--- STATED PROBLEM ---
Exclude the pictures and retype the entries as written.
───── INFORMATION GIVEN ─────
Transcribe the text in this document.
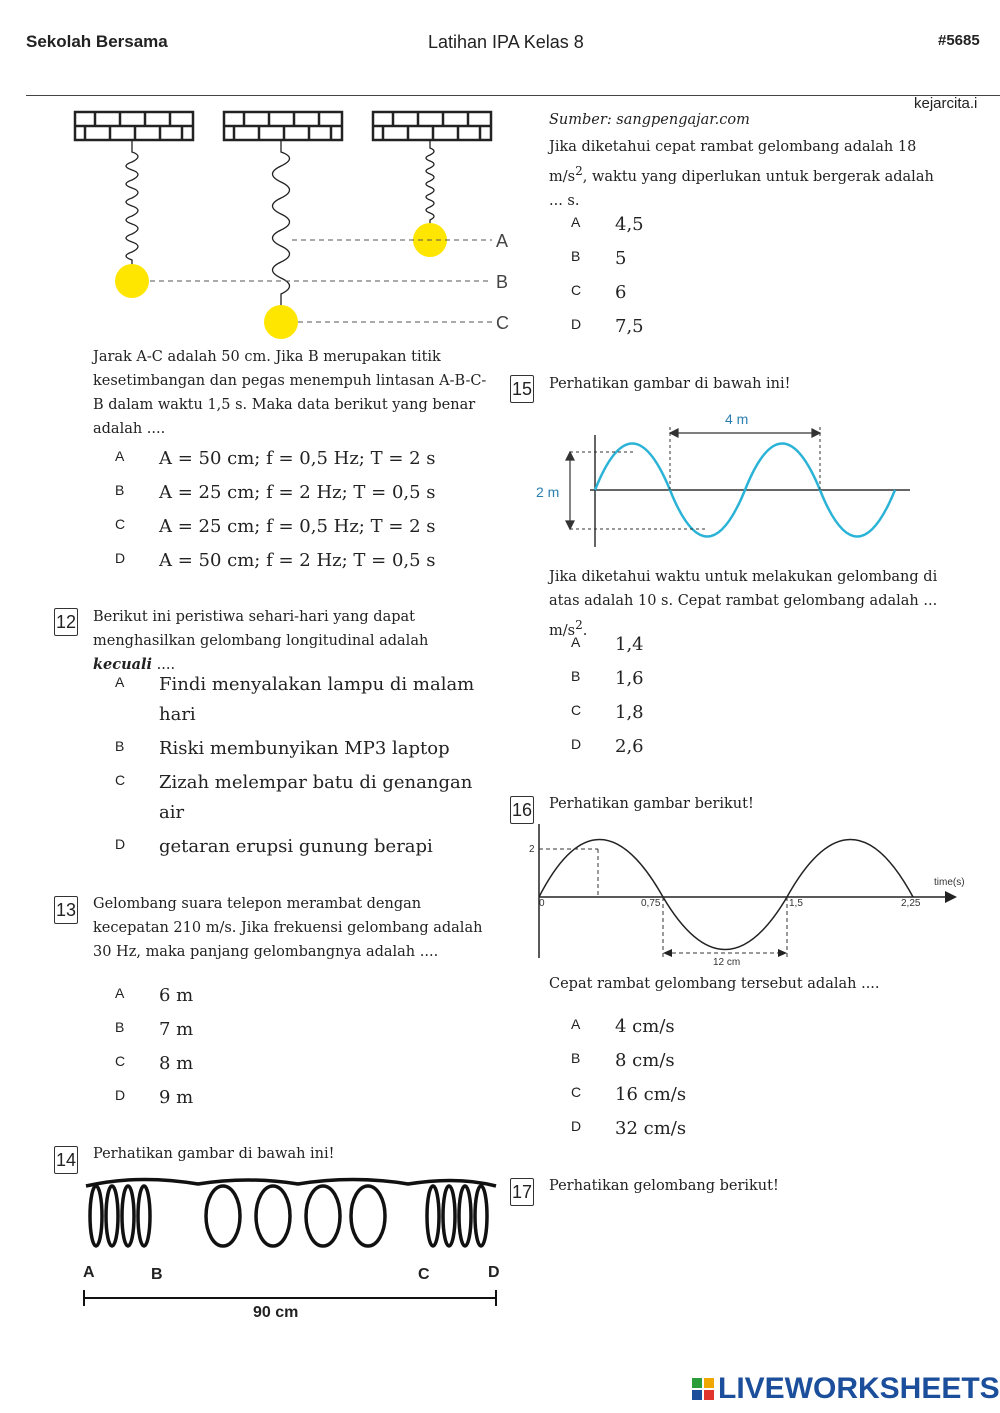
Sekolah Bersama	Latihan IPA Kelas 8	#5685
kejarcita.i
A
B
C
Jarak A-C adalah 50 cm. Jika B merupakan titik kesetimbangan dan pegas menempuh lintasan A-B-C-B dalam waktu 1,5 s. Maka data berikut yang benar adalah ....
A	A = 50 cm; f = 0,5 Hz; T = 2 s
B	A = 25 cm; f = 2 Hz; T = 0,5 s
C	A = 25 cm; f = 0,5 Hz; T = 2 s
D	A = 50 cm; f = 2 Hz; T = 0,5 s
12 Berikut ini peristiwa sehari-hari yang dapat menghasilkan gelombang longitudinal adalah kecuali ....
A	Findi menyalakan lampu di malam hari
B	Riski membunyikan MP3 laptop
C	Zizah melempar batu di genangan air
D	getaran erupsi gunung berapi
13 Gelombang suara telepon merambat dengan kecepatan 210 m/s. Jika frekuensi gelombang adalah 30 Hz, maka panjang gelombangnya adalah ....
A	6 m
B	7 m
C	8 m
D	9 m
14 Perhatikan gambar di bawah ini!
A	B	C	D
90 cm
Sumber: sangpengajar.com
Jika diketahui cepat rambat gelombang adalah 18 $m/s^2$, waktu yang diperlukan untuk bergerak adalah ... s.
A	4,5
B	5
C	6
D	7,5
15 Perhatikan gambar di bawah ini!
4 m
2 m
Jika diketahui waktu untuk melakukan gelombang di atas adalah 10 s. Cepat rambat gelombang adalah ... $m/s^2$.
A	1,4
B	1,6
C	1,8
D	2,6
16 Perhatikan gambar berikut!
2
time(s)
0	0,75	1,5	2,25
12 cm
Cepat rambat gelombang tersebut adalah ....
A	4 cm/s
B	8 cm/s
C	16 cm/s
D	32 cm/s
17 Perhatikan gelombang berikut!
LIVEWORKSHEETS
─────
--- SOLUTION FOR THIS PROBLEM ---
Transcribe the text in this document.
Sekolah Bersama	Latihan IPA Kelas 8	#5685
kejarcita.i
A
B
C
Jarak A-C adalah 50 cm. Jika B merupakan titik kesetimbangan dan pegas menempuh lintasan A-B-C-B dalam waktu 1,5 s. Maka data berikut yang benar adalah ....
A	A = 50 cm; f = 0,5 Hz; T = 2 s
B	A = 25 cm; f = 2 Hz; T = 0,5 s
C	A = 25 cm; f = 0,5 Hz; T = 2 s
D	A = 50 cm; f = 2 Hz; T = 0,5 s
12 Berikut ini peristiwa sehari-hari yang dapat menghasilkan gelombang longitudinal adalah kecuali ....
A	Findi menyalakan lampu di malam hari
B	Riski membunyikan MP3 laptop
C	Zizah melempar batu di genangan air
D	getaran erupsi gunung berapi
13 Gelombang suara telepon merambat dengan kecepatan 210 m/s. Jika frekuensi gelombang adalah 30 Hz, maka panjang gelombangnya adalah ....
A	6 m
B	7 m
C	8 m
D	9 m
14 Perhatikan gambar di bawah ini!
A	B	C	D
90 cm
Sumber: sangpengajar.com
Jika diketahui cepat rambat gelombang adalah 18 $m/s^2$, waktu yang diperlukan untuk bergerak adalah ... s.
A	4,5
B	5
C	6
D	7,5
15 Perhatikan gambar di bawah ini!
4 m
2 m
Jika diketahui waktu untuk melakukan gelombang di atas adalah 10 s. Cepat rambat gelombang adalah ... $m/s^2$.
A	1,4
B	1,6
C	1,8
D	2,6
16 Perhatikan gambar berikut!
2
time(s)
0	0,75	1,5	2,25
12 cm
Cepat rambat gelombang tersebut adalah ....
A	4 cm/s
B	8 cm/s
C	16 cm/s
D	32 cm/s
17 Perhatikan gelombang berikut!
LIVEWORKSHEETS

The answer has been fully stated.